**Listed entries**
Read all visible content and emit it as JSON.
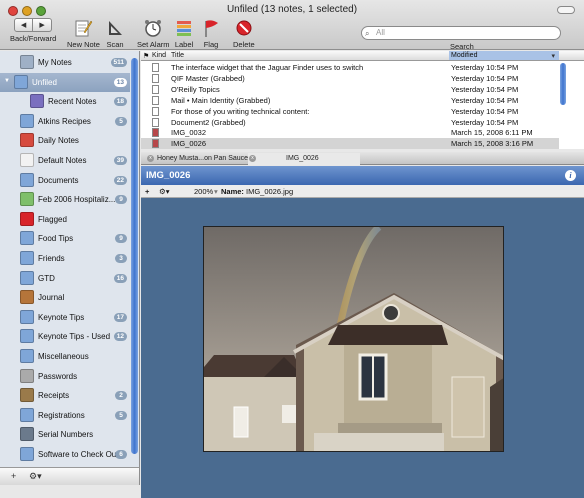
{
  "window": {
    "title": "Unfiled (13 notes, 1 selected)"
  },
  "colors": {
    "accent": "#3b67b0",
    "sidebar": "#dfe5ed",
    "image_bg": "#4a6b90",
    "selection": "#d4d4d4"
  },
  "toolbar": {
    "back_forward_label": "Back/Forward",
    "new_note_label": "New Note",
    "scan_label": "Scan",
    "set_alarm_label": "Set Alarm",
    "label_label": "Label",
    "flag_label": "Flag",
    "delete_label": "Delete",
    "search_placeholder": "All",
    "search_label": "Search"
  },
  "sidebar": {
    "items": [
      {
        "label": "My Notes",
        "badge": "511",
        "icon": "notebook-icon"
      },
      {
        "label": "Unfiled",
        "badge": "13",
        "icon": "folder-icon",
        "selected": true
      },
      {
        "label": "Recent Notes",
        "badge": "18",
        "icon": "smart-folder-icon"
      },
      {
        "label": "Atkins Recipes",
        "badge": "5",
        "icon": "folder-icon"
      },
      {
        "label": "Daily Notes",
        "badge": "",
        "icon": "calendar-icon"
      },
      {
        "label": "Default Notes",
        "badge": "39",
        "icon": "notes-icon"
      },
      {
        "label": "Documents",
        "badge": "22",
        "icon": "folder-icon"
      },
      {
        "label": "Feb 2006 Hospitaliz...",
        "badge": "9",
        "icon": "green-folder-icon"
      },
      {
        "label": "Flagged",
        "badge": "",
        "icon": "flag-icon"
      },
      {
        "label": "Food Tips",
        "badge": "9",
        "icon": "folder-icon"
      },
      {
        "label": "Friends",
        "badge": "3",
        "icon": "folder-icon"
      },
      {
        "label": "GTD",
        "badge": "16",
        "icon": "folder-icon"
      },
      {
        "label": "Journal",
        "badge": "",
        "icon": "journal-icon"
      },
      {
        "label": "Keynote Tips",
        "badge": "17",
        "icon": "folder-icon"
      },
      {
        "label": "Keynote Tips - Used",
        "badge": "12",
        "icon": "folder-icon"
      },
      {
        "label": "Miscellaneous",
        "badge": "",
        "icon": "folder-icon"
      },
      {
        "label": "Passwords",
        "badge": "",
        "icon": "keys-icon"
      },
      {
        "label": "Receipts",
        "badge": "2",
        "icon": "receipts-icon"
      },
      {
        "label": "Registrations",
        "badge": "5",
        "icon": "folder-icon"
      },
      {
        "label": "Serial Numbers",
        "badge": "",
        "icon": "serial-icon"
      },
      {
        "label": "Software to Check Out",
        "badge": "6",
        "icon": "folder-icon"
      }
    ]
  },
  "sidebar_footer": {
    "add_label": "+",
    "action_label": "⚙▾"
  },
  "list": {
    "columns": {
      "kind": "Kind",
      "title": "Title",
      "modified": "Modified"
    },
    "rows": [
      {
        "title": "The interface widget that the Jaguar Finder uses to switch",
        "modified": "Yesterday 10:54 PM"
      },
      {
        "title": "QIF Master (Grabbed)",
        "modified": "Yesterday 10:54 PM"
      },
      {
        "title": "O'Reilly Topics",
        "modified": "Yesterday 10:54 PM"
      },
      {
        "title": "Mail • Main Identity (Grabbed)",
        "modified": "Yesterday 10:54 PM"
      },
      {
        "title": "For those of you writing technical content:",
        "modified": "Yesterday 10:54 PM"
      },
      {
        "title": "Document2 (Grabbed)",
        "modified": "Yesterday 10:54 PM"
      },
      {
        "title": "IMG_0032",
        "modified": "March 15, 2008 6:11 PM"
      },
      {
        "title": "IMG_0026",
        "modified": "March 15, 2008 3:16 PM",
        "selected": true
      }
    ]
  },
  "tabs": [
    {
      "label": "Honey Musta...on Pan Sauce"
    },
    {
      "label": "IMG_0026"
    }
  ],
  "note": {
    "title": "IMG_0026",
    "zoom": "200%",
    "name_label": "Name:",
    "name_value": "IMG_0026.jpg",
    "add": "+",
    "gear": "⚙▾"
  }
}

==

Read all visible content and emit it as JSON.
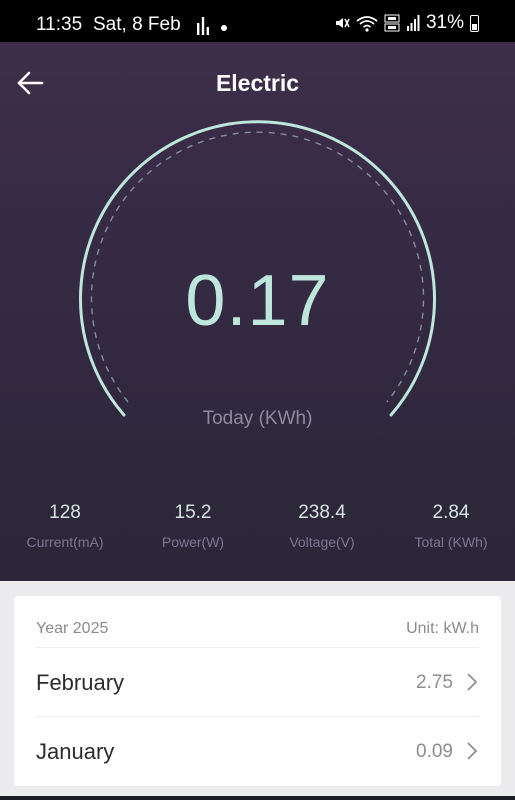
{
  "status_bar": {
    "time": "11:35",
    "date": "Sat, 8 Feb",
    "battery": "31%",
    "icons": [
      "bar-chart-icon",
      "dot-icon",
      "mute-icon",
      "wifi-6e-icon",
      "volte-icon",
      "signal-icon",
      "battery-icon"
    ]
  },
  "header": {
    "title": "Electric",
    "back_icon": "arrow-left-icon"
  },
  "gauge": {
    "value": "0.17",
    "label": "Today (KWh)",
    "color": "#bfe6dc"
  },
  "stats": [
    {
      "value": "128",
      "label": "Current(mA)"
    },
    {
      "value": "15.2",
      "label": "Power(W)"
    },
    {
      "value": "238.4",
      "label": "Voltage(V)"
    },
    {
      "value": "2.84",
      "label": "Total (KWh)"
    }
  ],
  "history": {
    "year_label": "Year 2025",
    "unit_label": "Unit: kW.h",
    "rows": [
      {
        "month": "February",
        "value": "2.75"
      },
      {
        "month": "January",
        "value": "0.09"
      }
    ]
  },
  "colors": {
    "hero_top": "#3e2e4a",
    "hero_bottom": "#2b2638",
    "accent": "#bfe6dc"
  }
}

==

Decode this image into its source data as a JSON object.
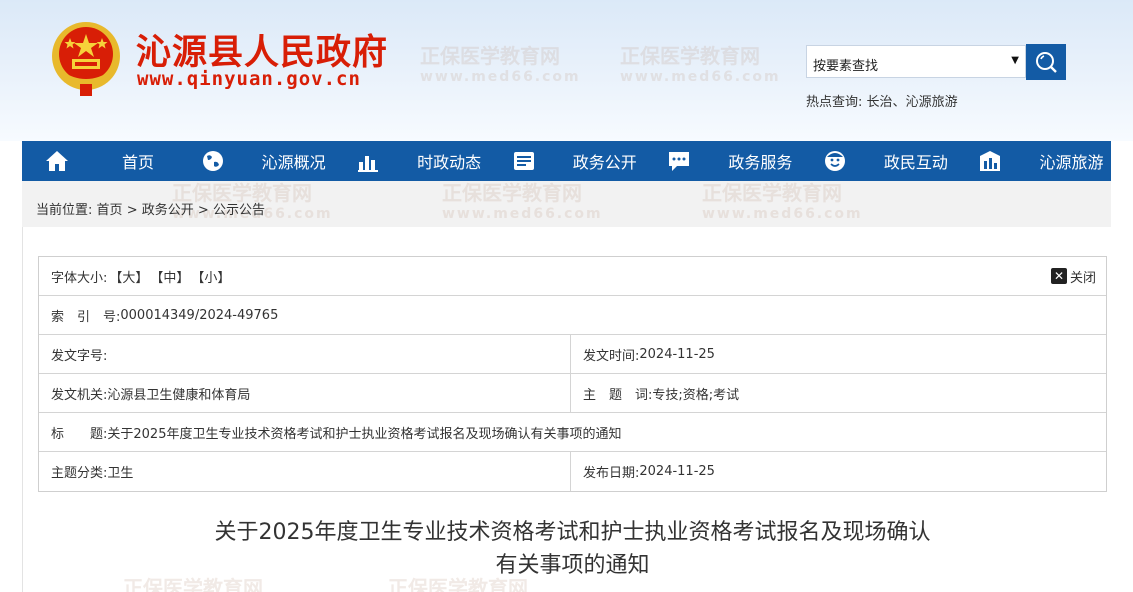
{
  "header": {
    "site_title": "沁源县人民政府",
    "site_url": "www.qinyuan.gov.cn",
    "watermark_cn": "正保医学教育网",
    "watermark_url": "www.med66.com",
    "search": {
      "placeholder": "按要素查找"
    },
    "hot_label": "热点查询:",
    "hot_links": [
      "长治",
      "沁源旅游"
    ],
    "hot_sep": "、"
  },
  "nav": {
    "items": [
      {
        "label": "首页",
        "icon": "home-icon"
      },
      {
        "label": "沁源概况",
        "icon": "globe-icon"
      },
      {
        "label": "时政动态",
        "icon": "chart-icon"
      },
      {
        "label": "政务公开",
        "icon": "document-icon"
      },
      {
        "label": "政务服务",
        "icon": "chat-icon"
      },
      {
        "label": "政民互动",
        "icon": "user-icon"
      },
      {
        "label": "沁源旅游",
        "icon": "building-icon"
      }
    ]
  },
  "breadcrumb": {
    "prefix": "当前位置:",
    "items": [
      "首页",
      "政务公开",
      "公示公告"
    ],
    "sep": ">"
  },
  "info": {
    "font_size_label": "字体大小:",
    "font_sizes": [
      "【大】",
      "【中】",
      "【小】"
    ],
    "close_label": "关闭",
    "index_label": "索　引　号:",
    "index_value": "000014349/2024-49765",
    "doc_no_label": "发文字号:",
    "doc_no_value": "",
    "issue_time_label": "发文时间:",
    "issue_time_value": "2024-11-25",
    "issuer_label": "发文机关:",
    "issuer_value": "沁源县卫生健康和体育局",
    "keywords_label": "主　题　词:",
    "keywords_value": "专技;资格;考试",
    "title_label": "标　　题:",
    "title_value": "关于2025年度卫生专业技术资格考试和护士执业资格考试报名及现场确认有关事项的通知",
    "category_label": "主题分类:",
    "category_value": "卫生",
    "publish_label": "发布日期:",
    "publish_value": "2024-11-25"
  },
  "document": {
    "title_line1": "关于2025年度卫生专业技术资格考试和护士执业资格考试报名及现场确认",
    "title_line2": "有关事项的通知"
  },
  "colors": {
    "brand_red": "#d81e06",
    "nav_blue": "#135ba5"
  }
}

**Required work**
Check each line of the data above for the string "Tips", then report how many lines have it, with no other words.

**Written response**
3